## Data entries

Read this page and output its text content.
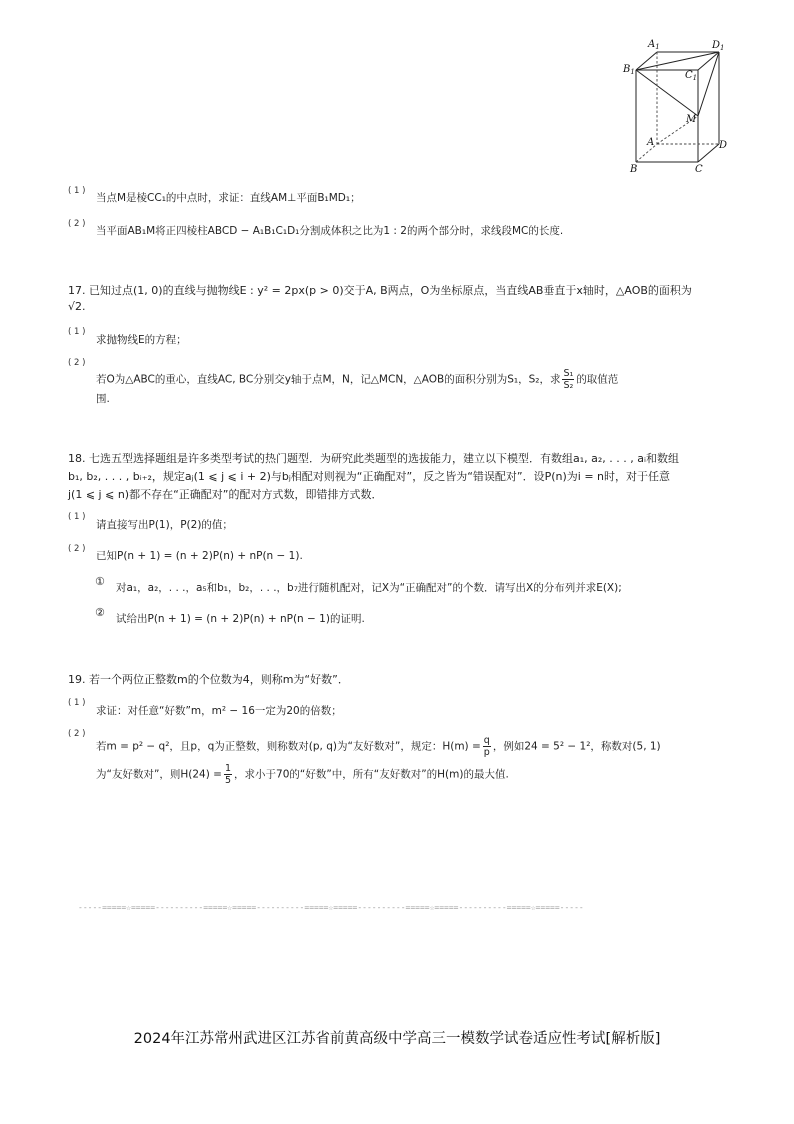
$A_1$	$D_1$
$B_1$	$C_1$
M
A	D
B	C
( 1 )
当点M是棱CC₁的中点时，求证：直线AM⊥平面B₁MD₁；
( 2 )
当平面AB₁M将正四棱柱ABCD − A₁B₁C₁D₁分割成体积之比为1 : 2的两个部分时，求线段MC的长度.
17. 已知过点(1, 0)的直线与抛物线E : y² = 2px(p > 0)交于A, B两点，O为坐标原点，当直线AB垂直于x轴时，△AOB的面积为
√2.
( 1 )
求抛物线E的方程；
( 2 )
若O为△ABC的重心，直线AC, BC分别交y轴于点M，N，记△MCN，△AOB的面积分别为S₁，S₂，求 $\frac{\text{S₁}}{\text{S₂}}$ 的取值范
围.
18. 七选五型选择题组是许多类型考试的热门题型．为研究此类题型的选拔能力，建立以下模型．有数组a₁, a₂, . . . , aᵢ和数组
b₁, b₂, . . . , bᵢ₊₂，规定aⱼ(1 ⩽ j ⩽ i + 2)与bⱼ相配对则视为“正确配对”，反之皆为“错误配对”．设P(n)为i = n时，对于任意
j(1 ⩽ j ⩽ n)都不存在“正确配对”的配对方式数，即错排方式数．
( 1 )
请直接写出P(1)，P(2)的值；
( 2 )
已知P(n + 1) = (n + 2)P(n) + nP(n − 1).
① 对a₁，a₂，. . .，a₅和b₁，b₂，. . .，b₇进行随机配对，记X为“正确配对”的个数．请写出X的分布列并求E(X);
② 试给出P(n + 1) = (n + 2)P(n) + nP(n − 1)的证明.
19. 若一个两位正整数m的个位数为4，则称m为“好数”．
( 1 )
求证：对任意“好数”m，m² − 16一定为20的倍数；
( 2 )
若m = p² − q²，且p，q为正整数，则称数对(p, q)为“友好数对”，规定：$H(m) = \frac{q}{p}$ ，例如24 = 5² − 1²，称数对(5, 1)
为“友好数对”，则$H(24) = \frac{1}{5}$ ，求小于70的“好数”中，所有“友好数对”的H(m)的最大值.
-----=====☆=====----------=====☆=====----------=====☆=====----------=====☆=====----------=====☆=====-----
2024年江苏常州武进区江苏省前黄高级中学高三一模数学试卷适应性考试[解析版]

## Exercise aim
Search the data above for the string "text" and copy each line that has it.

## The solution
Read this page and output its text content.
若O为△ABC的重心，直线AC, BC分别交y轴于点M，N，记△MCN，△AOB的面积分别为S₁，S₂，求 $\frac{\text{S₁}}{\text{S₂}}$ 的取值范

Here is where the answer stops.